[Start EXERCISE MATERIAL]
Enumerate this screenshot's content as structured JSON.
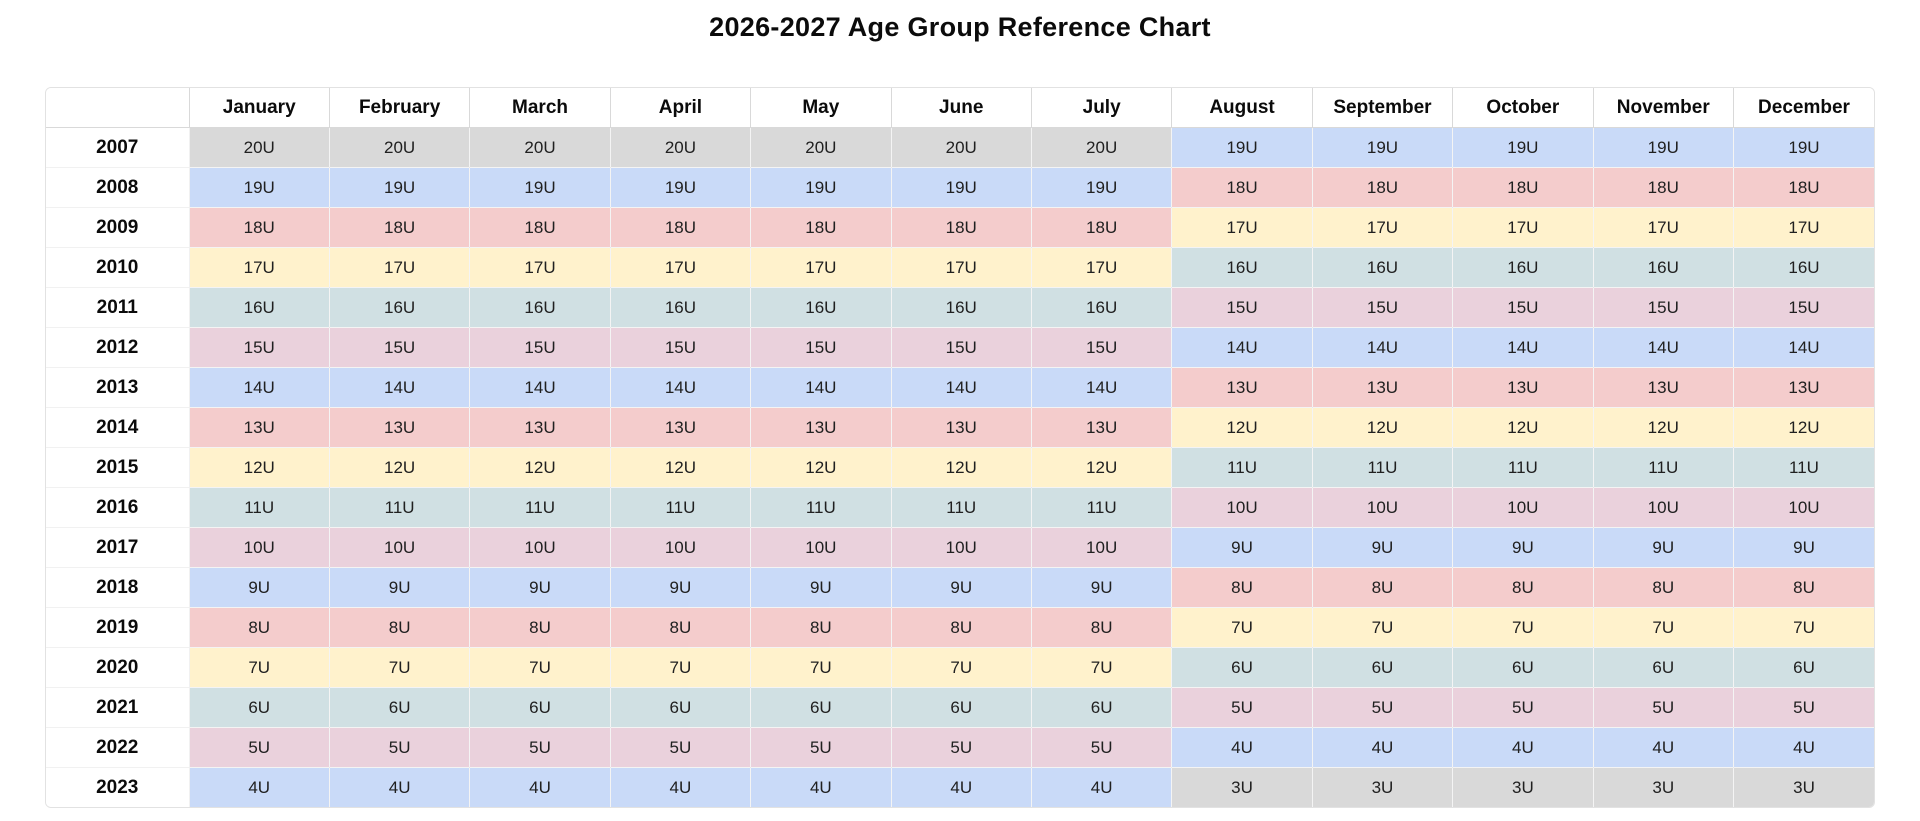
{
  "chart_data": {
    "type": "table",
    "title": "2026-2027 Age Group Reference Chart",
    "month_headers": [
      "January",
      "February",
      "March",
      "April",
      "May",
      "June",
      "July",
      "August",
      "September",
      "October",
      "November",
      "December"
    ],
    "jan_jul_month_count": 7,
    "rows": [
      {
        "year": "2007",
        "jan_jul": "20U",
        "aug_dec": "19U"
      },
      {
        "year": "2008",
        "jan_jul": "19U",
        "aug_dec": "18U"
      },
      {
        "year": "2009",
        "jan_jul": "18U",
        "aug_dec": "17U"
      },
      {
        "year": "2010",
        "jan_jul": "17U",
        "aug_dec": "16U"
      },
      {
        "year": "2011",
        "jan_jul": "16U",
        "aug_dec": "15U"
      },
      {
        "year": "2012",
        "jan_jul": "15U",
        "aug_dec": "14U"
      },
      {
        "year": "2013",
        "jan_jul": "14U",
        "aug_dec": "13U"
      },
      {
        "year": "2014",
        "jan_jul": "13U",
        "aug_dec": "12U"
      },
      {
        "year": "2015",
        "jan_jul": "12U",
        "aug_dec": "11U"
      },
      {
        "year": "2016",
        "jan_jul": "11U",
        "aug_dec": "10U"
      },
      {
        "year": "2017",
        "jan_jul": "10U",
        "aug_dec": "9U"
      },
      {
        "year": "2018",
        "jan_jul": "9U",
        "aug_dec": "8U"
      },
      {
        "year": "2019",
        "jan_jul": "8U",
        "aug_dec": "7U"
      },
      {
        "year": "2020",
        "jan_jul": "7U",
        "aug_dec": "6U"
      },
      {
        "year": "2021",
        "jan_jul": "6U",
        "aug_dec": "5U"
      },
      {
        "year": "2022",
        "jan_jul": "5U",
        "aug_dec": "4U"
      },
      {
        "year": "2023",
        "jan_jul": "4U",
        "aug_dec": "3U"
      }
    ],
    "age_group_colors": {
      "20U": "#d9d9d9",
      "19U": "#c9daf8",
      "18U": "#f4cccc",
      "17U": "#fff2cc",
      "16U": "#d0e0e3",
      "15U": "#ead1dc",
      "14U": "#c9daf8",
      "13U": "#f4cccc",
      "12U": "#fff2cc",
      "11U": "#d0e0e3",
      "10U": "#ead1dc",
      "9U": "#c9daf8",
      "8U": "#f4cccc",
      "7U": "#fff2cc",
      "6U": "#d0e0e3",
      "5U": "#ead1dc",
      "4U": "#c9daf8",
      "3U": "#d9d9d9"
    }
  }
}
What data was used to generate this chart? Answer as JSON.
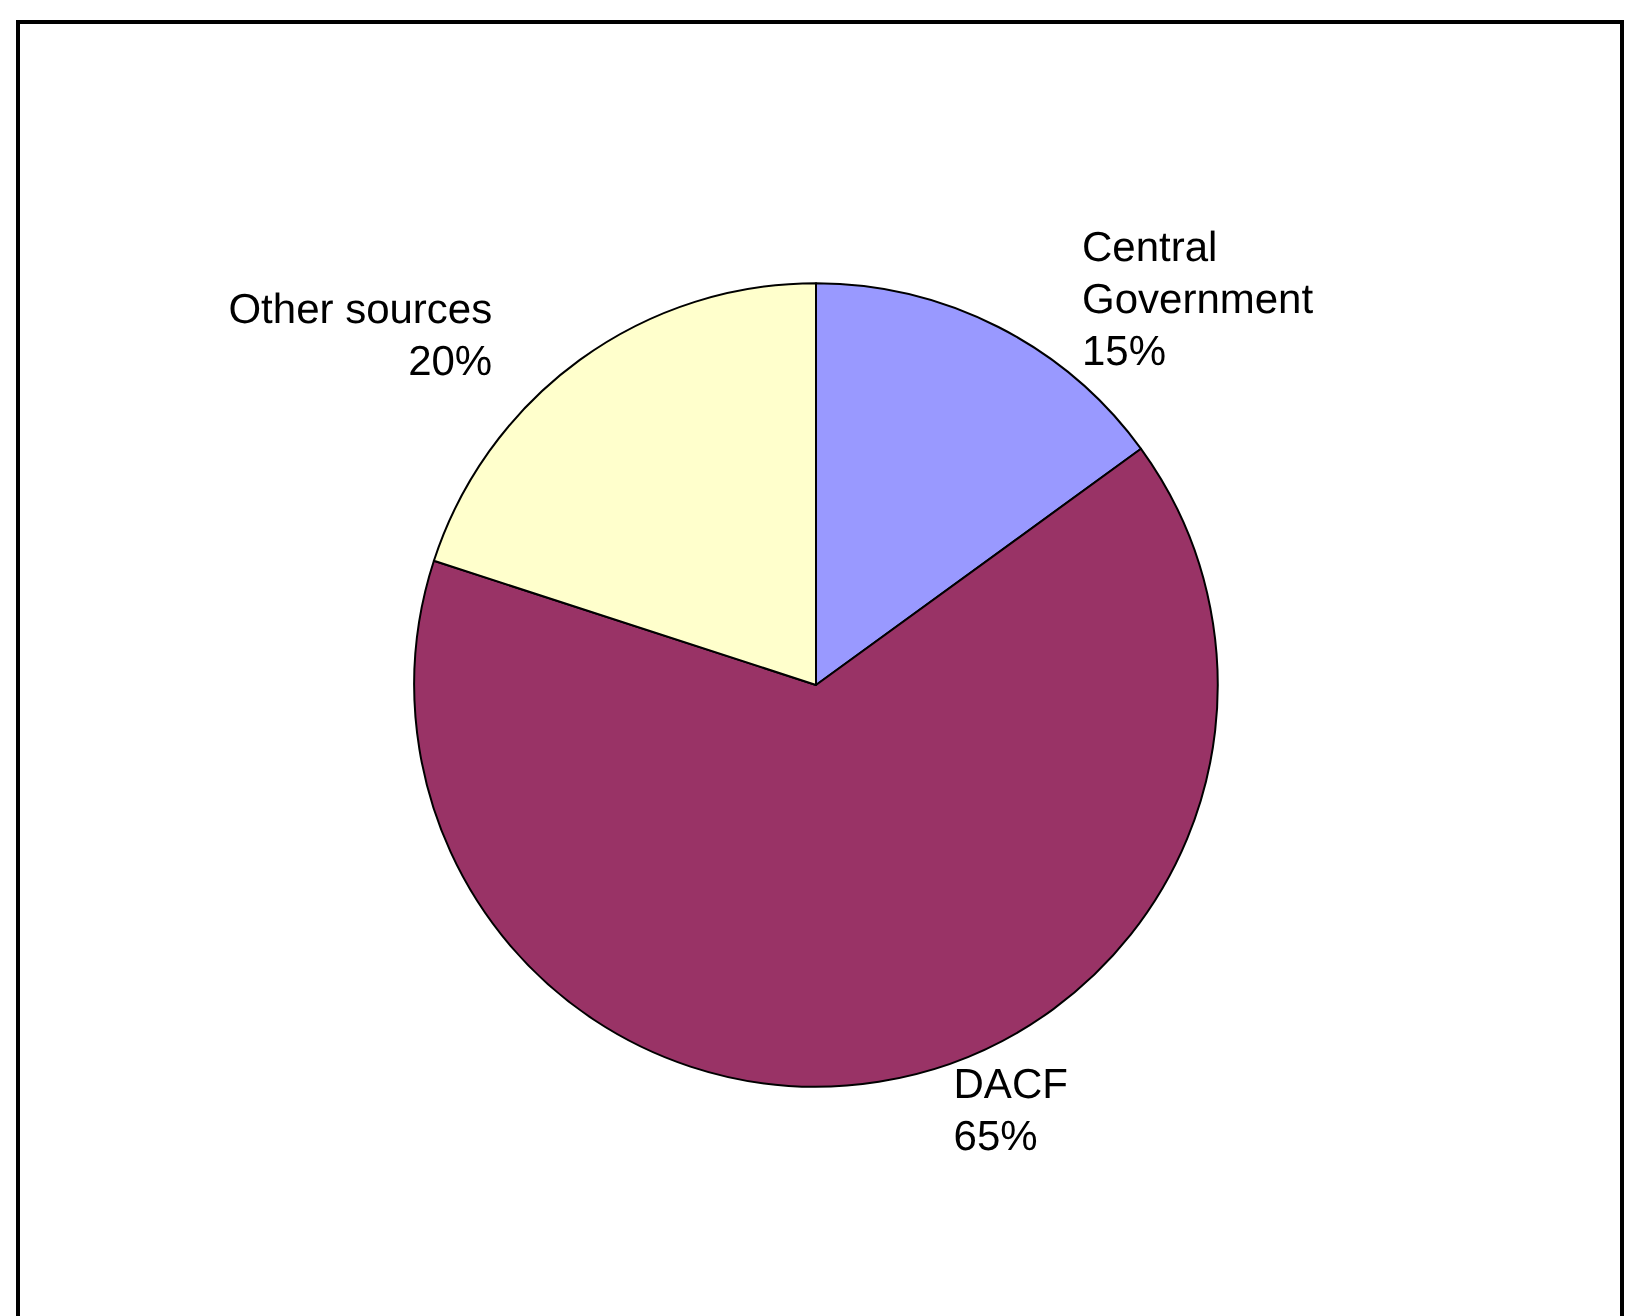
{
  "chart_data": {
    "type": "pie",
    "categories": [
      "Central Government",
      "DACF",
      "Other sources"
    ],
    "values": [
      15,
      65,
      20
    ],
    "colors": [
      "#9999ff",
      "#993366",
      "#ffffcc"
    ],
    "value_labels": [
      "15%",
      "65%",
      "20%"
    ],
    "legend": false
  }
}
[End EXERCISE MATERIAL]
TASK BRIEF => Scan the material above. Copy each line that holds the word "JSON".

TASK OUTPUT =>
Enumerate this screenshot's content as structured JSON.
What data was used to generate this chart? Answer as JSON.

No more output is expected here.